## start Supplied data

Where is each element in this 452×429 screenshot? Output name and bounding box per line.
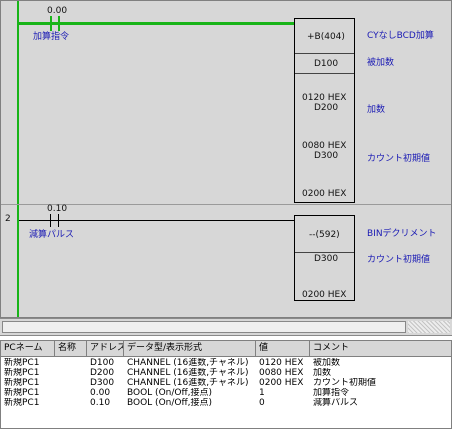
decrement-operand-value: 0200 HEX	[302, 290, 347, 300]
cell-value: 0	[259, 398, 265, 408]
cell-comment: 加数	[313, 368, 332, 378]
cell-pc-name: 新規PC1	[4, 368, 40, 378]
cell-value: 0080 HEX	[259, 368, 304, 378]
rung2-contact-address: 0.10	[47, 204, 68, 214]
block-divider	[295, 53, 354, 54]
operand2-value: 0120 HEX	[302, 93, 347, 103]
cell-pc-name: 新規PC1	[4, 398, 40, 408]
operand3-address: D300	[314, 151, 339, 161]
cell-data-type: CHANNEL (16進数,チャネル)	[127, 368, 249, 378]
scrollbar-thumb[interactable]	[2, 321, 406, 333]
header-address[interactable]: アドレス	[87, 341, 124, 356]
cell-data-type: BOOL (On/Off,接点)	[127, 398, 213, 408]
rung2-contact-comment: 減算パルス	[29, 230, 75, 240]
operand2-comment: 加数	[367, 105, 386, 115]
cell-address: D100	[90, 358, 115, 368]
rung1-contact-address: 0.00	[47, 6, 68, 16]
table-row[interactable]: 新規PC1 D100 CHANNEL (16進数,チャネル) 0120 HEX …	[1, 358, 451, 368]
cell-data-type: CHANNEL (16進数,チャネル)	[127, 378, 249, 388]
cell-comment: 減算パルス	[313, 398, 359, 408]
ladder-diagram[interactable]: 0.00 加算指令 +B(404) D100 0120 HEX D200 008…	[0, 0, 452, 318]
watch-table[interactable]: PCネーム 名称 アドレス データ型/表示形式 値 コメント 新規PC1 D10…	[0, 340, 452, 429]
cell-address: 0.00	[90, 388, 111, 398]
cell-address: D200	[90, 368, 115, 378]
header-data-type[interactable]: データ型/表示形式	[124, 341, 256, 356]
table-header: PCネーム 名称 アドレス データ型/表示形式 値 コメント	[1, 341, 451, 357]
operand3-value: 0080 HEX	[302, 141, 347, 151]
decrement-instruction-comment: BINデクリメント	[367, 229, 437, 239]
operand3-comment: カウント初期値	[367, 154, 431, 164]
block-divider	[295, 252, 354, 253]
rung1-contact-comment: 加算指令	[33, 32, 70, 42]
decrement-operand-comment: カウント初期値	[367, 255, 431, 265]
block-divider	[295, 73, 354, 74]
scrollbar-track[interactable]	[408, 321, 450, 333]
header-pc-name[interactable]: PCネーム	[1, 341, 55, 356]
table-row[interactable]: 新規PC1 0.00 BOOL (On/Off,接点) 1 加算指令	[1, 388, 451, 398]
cell-name	[55, 398, 87, 408]
add-instruction-block[interactable]: +B(404) D100 0120 HEX D200 0080 HEX D300…	[294, 18, 355, 203]
header-name[interactable]: 名称	[55, 341, 87, 356]
cell-name	[55, 358, 87, 368]
rung2-contact[interactable]	[50, 214, 64, 227]
operand1-address: D100	[314, 59, 339, 69]
operand3-result: 0200 HEX	[302, 189, 347, 199]
header-value[interactable]: 値	[256, 341, 310, 356]
cell-name	[55, 378, 87, 388]
header-comment[interactable]: コメント	[310, 341, 451, 356]
decrement-instruction-block[interactable]: --(592) D300 0200 HEX	[294, 215, 355, 301]
operand2-address: D200	[314, 103, 339, 113]
table-row[interactable]: 新規PC1 D200 CHANNEL (16進数,チャネル) 0080 HEX …	[1, 368, 451, 378]
rung1-contact[interactable]	[50, 16, 64, 31]
decrement-operand-address: D300	[314, 254, 339, 264]
cell-data-type: CHANNEL (16進数,チャネル)	[127, 358, 249, 368]
cell-comment: 被加数	[313, 358, 341, 368]
table-row[interactable]: 新規PC1 0.10 BOOL (On/Off,接点) 0 減算パルス	[1, 398, 451, 408]
add-instruction-comment: CYなしBCD加算	[367, 31, 434, 41]
table-row[interactable]: 新規PC1 D300 CHANNEL (16進数,チャネル) 0200 HEX …	[1, 378, 451, 388]
decrement-instruction-name: --(592)	[309, 230, 340, 240]
cell-value: 1	[259, 388, 265, 398]
horizontal-scrollbar[interactable]	[0, 318, 452, 336]
cell-name	[55, 388, 87, 398]
cell-comment: 加算指令	[313, 388, 350, 398]
operand1-comment: 被加数	[367, 58, 395, 68]
cell-value: 0120 HEX	[259, 358, 304, 368]
cell-pc-name: 新規PC1	[4, 358, 40, 368]
cell-address: 0.10	[90, 398, 111, 408]
rung2-number: 2	[5, 214, 11, 224]
cell-address: D300	[90, 378, 115, 388]
cell-value: 0200 HEX	[259, 378, 304, 388]
left-power-rail	[17, 1, 19, 317]
cell-name	[55, 368, 87, 378]
add-instruction-name: +B(404)	[307, 32, 345, 42]
rung-separator	[1, 204, 451, 205]
cell-data-type: BOOL (On/Off,接点)	[127, 388, 213, 398]
cell-pc-name: 新規PC1	[4, 378, 40, 388]
cell-pc-name: 新規PC1	[4, 388, 40, 398]
cell-comment: カウント初期値	[313, 378, 377, 388]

## end Supplied data

Task instructions » Turn every line of the records above into a numbered list, skipping any blank lines. Leave the pictures out.

Solution below »
1. Where is each element in this 452×429 screenshot? Output name and bounding box per line.
2. decrement-operand-value: 0200 HEX	[302, 290, 347, 300]
3. cell-value: 0	[259, 398, 265, 408]
4. cell-comment: 加数	[313, 368, 332, 378]
5. cell-pc-name: 新規PC1	[4, 368, 40, 378]
6. cell-value: 0080 HEX	[259, 368, 304, 378]
7. rung2-contact-address: 0.10	[47, 204, 68, 214]
8. block-divider	[295, 53, 354, 54]
9. operand2-value: 0120 HEX	[302, 93, 347, 103]
10. cell-pc-name: 新規PC1	[4, 398, 40, 408]
11. operand3-address: D300	[314, 151, 339, 161]
12. cell-data-type: CHANNEL (16進数,チャネル)	[127, 368, 249, 378]
13. scrollbar-thumb[interactable]	[2, 321, 406, 333]
14. header-address[interactable]: アドレス	[87, 341, 124, 356]
15. cell-data-type: BOOL (On/Off,接点)	[127, 398, 213, 408]
16. rung2-contact-comment: 減算パルス	[29, 230, 75, 240]
17. operand2-comment: 加数	[367, 105, 386, 115]
18. cell-address: D100	[90, 358, 115, 368]
19. rung1-contact-address: 0.00	[47, 6, 68, 16]
20. table-row[interactable]: 新規PC1 D100 CHANNEL (16進数,チャネル) 0120 HEX …	[1, 358, 451, 368]
21. cell-data-type: CHANNEL (16進数,チャネル)	[127, 378, 249, 388]
22. cell-comment: 減算パルス	[313, 398, 359, 408]
23. ladder-diagram[interactable]: 0.00 加算指令 +B(404) D100 0120 HEX D200 008…	[0, 0, 452, 318]
24. watch-table[interactable]: PCネーム 名称 アドレス データ型/表示形式 値 コメント 新規PC1 D10…	[0, 340, 452, 429]
25. cell-address: 0.00	[90, 388, 111, 398]
26. cell-address: D200	[90, 368, 115, 378]
27. header-data-type[interactable]: データ型/表示形式	[124, 341, 256, 356]
28. table-header: PCネーム 名称 アドレス データ型/表示形式 値 コメント	[1, 341, 451, 357]
29. operand3-value: 0080 HEX	[302, 141, 347, 151]
30. decrement-instruction-comment: BINデクリメント	[367, 229, 437, 239]
31. operand3-comment: カウント初期値	[367, 154, 431, 164]
32. block-divider	[295, 252, 354, 253]
33. rung1-contact-comment: 加算指令	[33, 32, 70, 42]
34. decrement-operand-comment: カウント初期値	[367, 255, 431, 265]
35. block-divider	[295, 73, 354, 74]
36. scrollbar-track[interactable]	[408, 321, 450, 333]
37. header-pc-name[interactable]: PCネーム	[1, 341, 55, 356]
38. table-row[interactable]: 新規PC1 0.00 BOOL (On/Off,接点) 1 加算指令	[1, 388, 451, 398]
39. cell-name	[55, 398, 87, 408]
40. add-instruction-block[interactable]: +B(404) D100 0120 HEX D200 0080 HEX D300…	[294, 18, 355, 203]
41. header-name[interactable]: 名称	[55, 341, 87, 356]
42. cell-name	[55, 358, 87, 368]
43. rung2-contact[interactable]	[50, 214, 64, 227]
44. operand1-address: D100	[314, 59, 339, 69]
45. operand3-result: 0200 HEX	[302, 189, 347, 199]
46. header-value[interactable]: 値	[256, 341, 310, 356]
47. cell-name	[55, 378, 87, 388]
48. header-comment[interactable]: コメント	[310, 341, 451, 356]
49. decrement-instruction-block[interactable]: --(592) D300 0200 HEX	[294, 215, 355, 301]
50. operand2-address: D200	[314, 103, 339, 113]
51. table-row[interactable]: 新規PC1 D200 CHANNEL (16進数,チャネル) 0080 HEX …	[1, 368, 451, 378]
52. rung1-contact[interactable]	[50, 16, 64, 31]
53. decrement-operand-address: D300	[314, 254, 339, 264]
54. cell-data-type: CHANNEL (16進数,チャネル)	[127, 358, 249, 368]
55. cell-comment: 被加数	[313, 358, 341, 368]
56. table-row[interactable]: 新規PC1 0.10 BOOL (On/Off,接点) 0 減算パルス	[1, 398, 451, 408]
57. add-instruction-comment: CYなしBCD加算	[367, 31, 434, 41]
58. table-row[interactable]: 新規PC1 D300 CHANNEL (16進数,チャネル) 0200 HEX …	[1, 378, 451, 388]
59. decrement-instruction-name: --(592)	[309, 230, 340, 240]
60. cell-value: 1	[259, 388, 265, 398]
61. horizontal-scrollbar[interactable]	[0, 318, 452, 336]
62. cell-name	[55, 388, 87, 398]
63. cell-comment: 加算指令	[313, 388, 350, 398]
64. operand1-comment: 被加数	[367, 58, 395, 68]
65. cell-value: 0120 HEX	[259, 358, 304, 368]
66. cell-pc-name: 新規PC1	[4, 358, 40, 368]
67. cell-address: 0.10	[90, 398, 111, 408]
68. rung2-number: 2	[5, 214, 11, 224]
69. cell-address: D300	[90, 378, 115, 388]
70. cell-value: 0200 HEX	[259, 378, 304, 388]
71. left-power-rail	[17, 1, 19, 317]
72. cell-name	[55, 368, 87, 378]
73. add-instruction-name: +B(404)	[307, 32, 345, 42]
74. rung-separator	[1, 204, 451, 205]
75. cell-data-type: BOOL (On/Off,接点)	[127, 388, 213, 398]
76. cell-pc-name: 新規PC1	[4, 378, 40, 388]
77. cell-pc-name: 新規PC1	[4, 388, 40, 398]
78. cell-comment: カウント初期値	[313, 378, 377, 388]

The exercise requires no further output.